AÇÃO NECESSÁRIA 1. Reproduza o trecho do texto sobre segurança alimentar que vai de "Em contraponto, devido" até "concentração de terras.".
AÇÃO NECESSÁRIA 2.
Diga se cada afirmação abaixo está de acordo com o texto sobre segurança alimentar. Responda sim ou não e cite as palavras exatas do texto que decidem a resposta.
(a) Segundo Menezes (2001), a segurança alimentar deve se realizar em bases sustentáveis.
(b) A modernização da agricultura no Brasil foi direcionada principalmente aos pequenos produtores.
(c) Segundo Khatounian (2001), a transformação resultou na valorização do agricultor familiar.

17Conforme Menezes (2001), a Segurança Alimentar e Nutricional é a garantia do direito de todos ao

acesso a alimentos de qualidade, em quantidade suficiente e de modo permanente, com base em práticas alimentares saudáveis e sem comprometer o acesso a outras necessidades essenciais, nem sequer o sistema alimentar futuro, devendo se realizar em bases sustentáveis. Todo país deve ser soberano para assegurar sua segurança alimentar, respeitando as características culturais de cada povo, manifestadas no ato de se alimentar.

agrária, da extensão e da educação pública direcionadas à agroindústria e ao setor privado.

Em contraponto, devido ao processo de modernização da agricultura no Brasil, que visava a exportação principalmente de soja, café e laranja, direcionada principalmente aos grandes produtores, foram abandonadas as metodologias agrícolas tradicionais, que eram mais adaptadas ao meio ambiente em prol das tecnologia de uso intensivo de insumos_ fertilizantes químicos e pesticidas _ e sementes “melhoradas”. O resultado desta transformação, segundo Khatounian (2001), foi a marginalização do agricultor familiar, o aumento da dependência externa, o êxodo rural e a concentração de terras.

DADOS EXTRAÍDOS.

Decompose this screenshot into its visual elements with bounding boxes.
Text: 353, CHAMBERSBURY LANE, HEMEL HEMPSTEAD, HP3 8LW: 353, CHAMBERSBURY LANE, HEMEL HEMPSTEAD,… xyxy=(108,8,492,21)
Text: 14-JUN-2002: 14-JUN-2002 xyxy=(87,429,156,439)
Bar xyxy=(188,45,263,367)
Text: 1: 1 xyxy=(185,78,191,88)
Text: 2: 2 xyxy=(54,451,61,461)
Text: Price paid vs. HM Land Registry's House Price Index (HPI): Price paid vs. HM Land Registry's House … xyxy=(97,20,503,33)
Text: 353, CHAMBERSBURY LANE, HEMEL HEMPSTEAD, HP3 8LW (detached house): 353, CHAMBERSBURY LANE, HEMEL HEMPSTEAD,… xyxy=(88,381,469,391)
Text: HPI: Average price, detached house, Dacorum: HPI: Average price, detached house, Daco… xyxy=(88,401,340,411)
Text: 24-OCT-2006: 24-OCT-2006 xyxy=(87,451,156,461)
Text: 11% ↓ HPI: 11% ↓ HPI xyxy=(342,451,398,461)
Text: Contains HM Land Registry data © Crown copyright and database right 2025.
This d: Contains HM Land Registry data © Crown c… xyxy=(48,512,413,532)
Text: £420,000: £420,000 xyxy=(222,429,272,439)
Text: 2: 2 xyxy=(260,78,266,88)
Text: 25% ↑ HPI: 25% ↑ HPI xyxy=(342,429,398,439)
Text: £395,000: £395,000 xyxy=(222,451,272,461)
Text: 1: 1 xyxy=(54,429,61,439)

RESPOSTA FINAL 1.
Em contraponto, devido ao processo de modernização da agricultura no Brasil, que visava a exportação principalmente de soja, café e laranja, direcionada principalmente aos grandes produtores, foram abandonadas as metodologias agrícolas tradicionais, que eram mais adaptadas ao meio ambiente em prol das tecnologia de uso intensivo de insumos_ fertilizantes químicos e pesticidas _ e sementes “melhoradas”. O resultado desta transformação, segundo Khatounian (2001), foi a marginalização do agricultor familiar, o aumento da dependência externa, o êxodo rural e a concentração de terras.

RESPOSTA FINAL 2.
(a) Sim: "devendo se realizar em bases sustentáveis".
(b) Não: "direcionada principalmente aos grandes produtores".
(c) Não: "a marginalização do agricultor familiar".